[begin Listed entries]

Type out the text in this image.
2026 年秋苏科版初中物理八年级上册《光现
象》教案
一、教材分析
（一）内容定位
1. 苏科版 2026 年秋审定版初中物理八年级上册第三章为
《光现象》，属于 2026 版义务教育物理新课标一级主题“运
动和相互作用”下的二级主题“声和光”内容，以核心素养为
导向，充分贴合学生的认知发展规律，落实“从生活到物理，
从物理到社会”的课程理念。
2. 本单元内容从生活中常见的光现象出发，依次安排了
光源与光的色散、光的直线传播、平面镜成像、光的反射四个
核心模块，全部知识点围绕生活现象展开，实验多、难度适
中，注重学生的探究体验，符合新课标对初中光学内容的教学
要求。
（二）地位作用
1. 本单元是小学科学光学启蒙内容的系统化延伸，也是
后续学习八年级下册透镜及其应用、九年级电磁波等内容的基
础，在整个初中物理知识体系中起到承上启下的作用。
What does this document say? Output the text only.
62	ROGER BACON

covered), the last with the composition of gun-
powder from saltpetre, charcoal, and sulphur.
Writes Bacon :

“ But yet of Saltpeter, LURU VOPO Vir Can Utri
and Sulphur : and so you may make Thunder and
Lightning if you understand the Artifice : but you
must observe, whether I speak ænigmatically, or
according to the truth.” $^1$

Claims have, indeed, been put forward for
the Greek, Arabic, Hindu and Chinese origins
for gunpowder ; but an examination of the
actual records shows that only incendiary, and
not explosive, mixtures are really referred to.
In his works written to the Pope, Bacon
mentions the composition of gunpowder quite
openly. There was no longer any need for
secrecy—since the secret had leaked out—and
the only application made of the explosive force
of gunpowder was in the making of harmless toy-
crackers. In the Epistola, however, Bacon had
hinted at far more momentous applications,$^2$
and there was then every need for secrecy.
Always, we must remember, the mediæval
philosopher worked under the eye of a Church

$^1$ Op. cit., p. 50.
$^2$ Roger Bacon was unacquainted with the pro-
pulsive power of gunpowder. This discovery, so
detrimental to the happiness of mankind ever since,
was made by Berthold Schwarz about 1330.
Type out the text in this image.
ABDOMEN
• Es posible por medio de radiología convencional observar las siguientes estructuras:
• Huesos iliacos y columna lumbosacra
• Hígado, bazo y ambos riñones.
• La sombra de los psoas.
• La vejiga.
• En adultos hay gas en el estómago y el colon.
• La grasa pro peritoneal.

[end Listed entries]
[begin Listed entries]

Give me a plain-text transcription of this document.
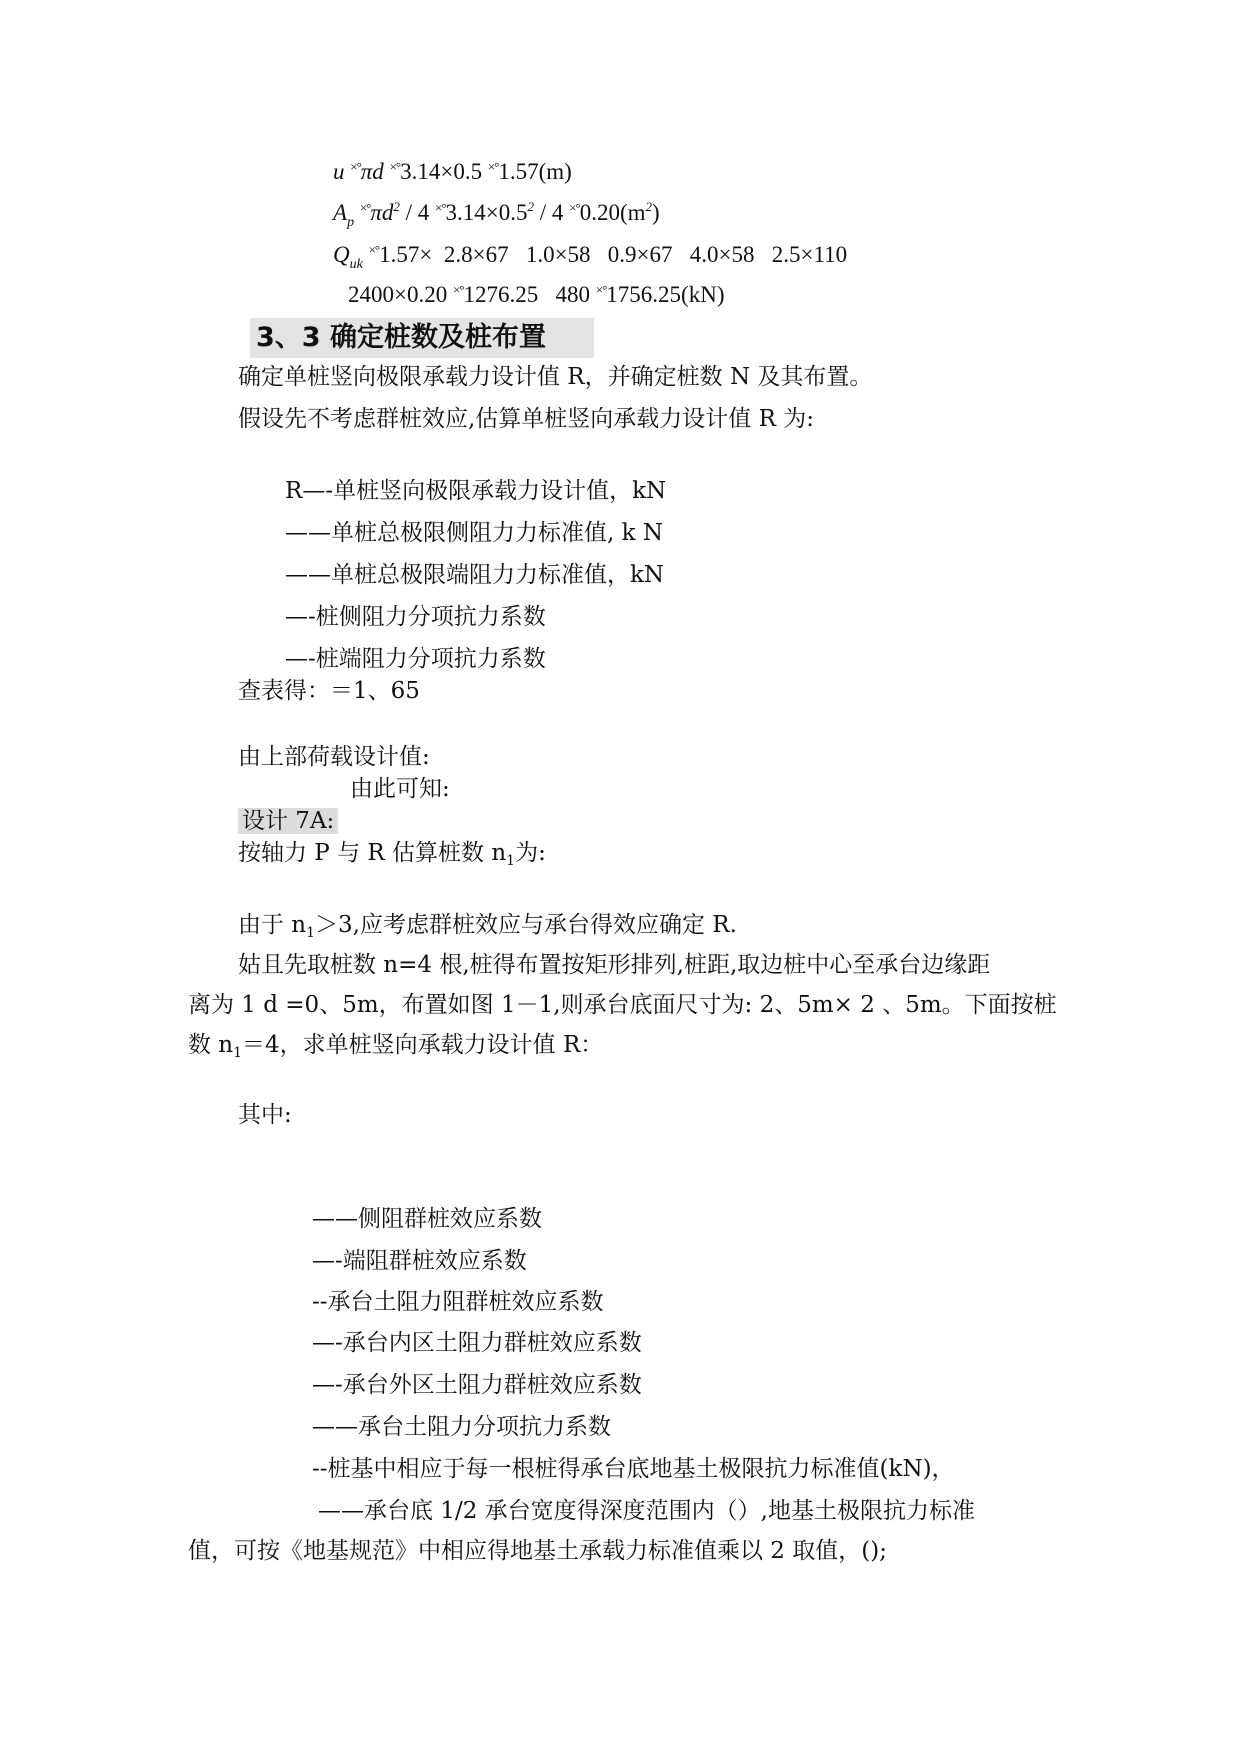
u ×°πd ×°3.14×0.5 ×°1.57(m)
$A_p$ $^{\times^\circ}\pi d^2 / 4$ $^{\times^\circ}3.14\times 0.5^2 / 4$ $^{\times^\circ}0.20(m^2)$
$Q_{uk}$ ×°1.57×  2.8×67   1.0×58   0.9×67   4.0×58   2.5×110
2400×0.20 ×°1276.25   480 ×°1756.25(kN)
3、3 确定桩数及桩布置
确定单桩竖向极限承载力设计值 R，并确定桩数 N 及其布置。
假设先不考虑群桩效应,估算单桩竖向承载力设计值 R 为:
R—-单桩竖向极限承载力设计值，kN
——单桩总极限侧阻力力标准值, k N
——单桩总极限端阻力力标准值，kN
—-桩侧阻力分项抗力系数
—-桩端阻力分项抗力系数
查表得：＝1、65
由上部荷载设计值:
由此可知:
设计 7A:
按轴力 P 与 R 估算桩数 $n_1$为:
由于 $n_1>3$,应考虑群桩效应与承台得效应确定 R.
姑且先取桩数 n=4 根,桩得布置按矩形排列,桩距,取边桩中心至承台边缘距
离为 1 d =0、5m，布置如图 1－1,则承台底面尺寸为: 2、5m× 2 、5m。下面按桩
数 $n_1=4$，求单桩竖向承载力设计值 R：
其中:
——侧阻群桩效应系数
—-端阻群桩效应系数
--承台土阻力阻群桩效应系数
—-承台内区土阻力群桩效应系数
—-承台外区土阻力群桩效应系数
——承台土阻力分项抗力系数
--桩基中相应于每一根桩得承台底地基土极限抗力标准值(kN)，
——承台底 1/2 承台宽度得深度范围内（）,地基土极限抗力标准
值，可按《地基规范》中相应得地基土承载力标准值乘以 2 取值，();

[end Listed entries]
[begin Listed entries]

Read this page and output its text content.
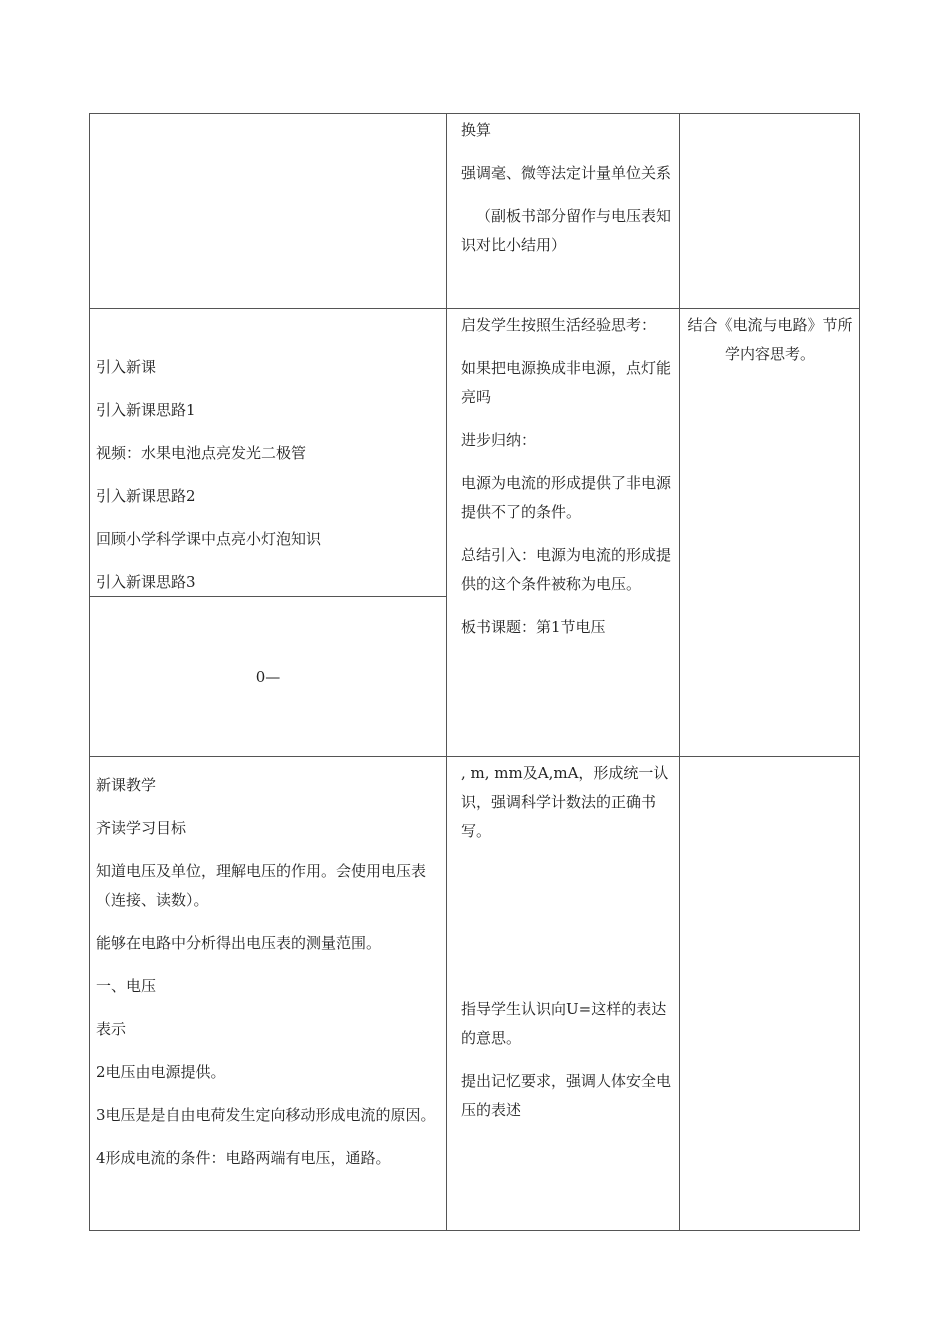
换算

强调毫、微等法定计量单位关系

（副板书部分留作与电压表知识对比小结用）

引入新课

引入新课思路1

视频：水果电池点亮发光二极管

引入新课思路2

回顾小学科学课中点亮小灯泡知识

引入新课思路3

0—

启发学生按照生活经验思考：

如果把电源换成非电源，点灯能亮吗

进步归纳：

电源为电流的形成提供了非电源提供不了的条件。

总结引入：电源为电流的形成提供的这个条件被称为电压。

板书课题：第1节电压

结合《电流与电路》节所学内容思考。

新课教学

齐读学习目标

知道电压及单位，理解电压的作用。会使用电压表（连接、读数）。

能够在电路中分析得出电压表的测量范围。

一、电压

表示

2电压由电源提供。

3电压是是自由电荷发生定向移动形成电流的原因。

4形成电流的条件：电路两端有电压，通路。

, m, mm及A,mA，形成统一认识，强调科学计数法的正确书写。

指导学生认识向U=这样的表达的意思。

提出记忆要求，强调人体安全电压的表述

[end Listed entries]

* [Your objective]
Pull out each line of the entries that contains "must".

* [Result]
must observe, whether I speak ænigmatically, or
Always, we must remember, the mediæval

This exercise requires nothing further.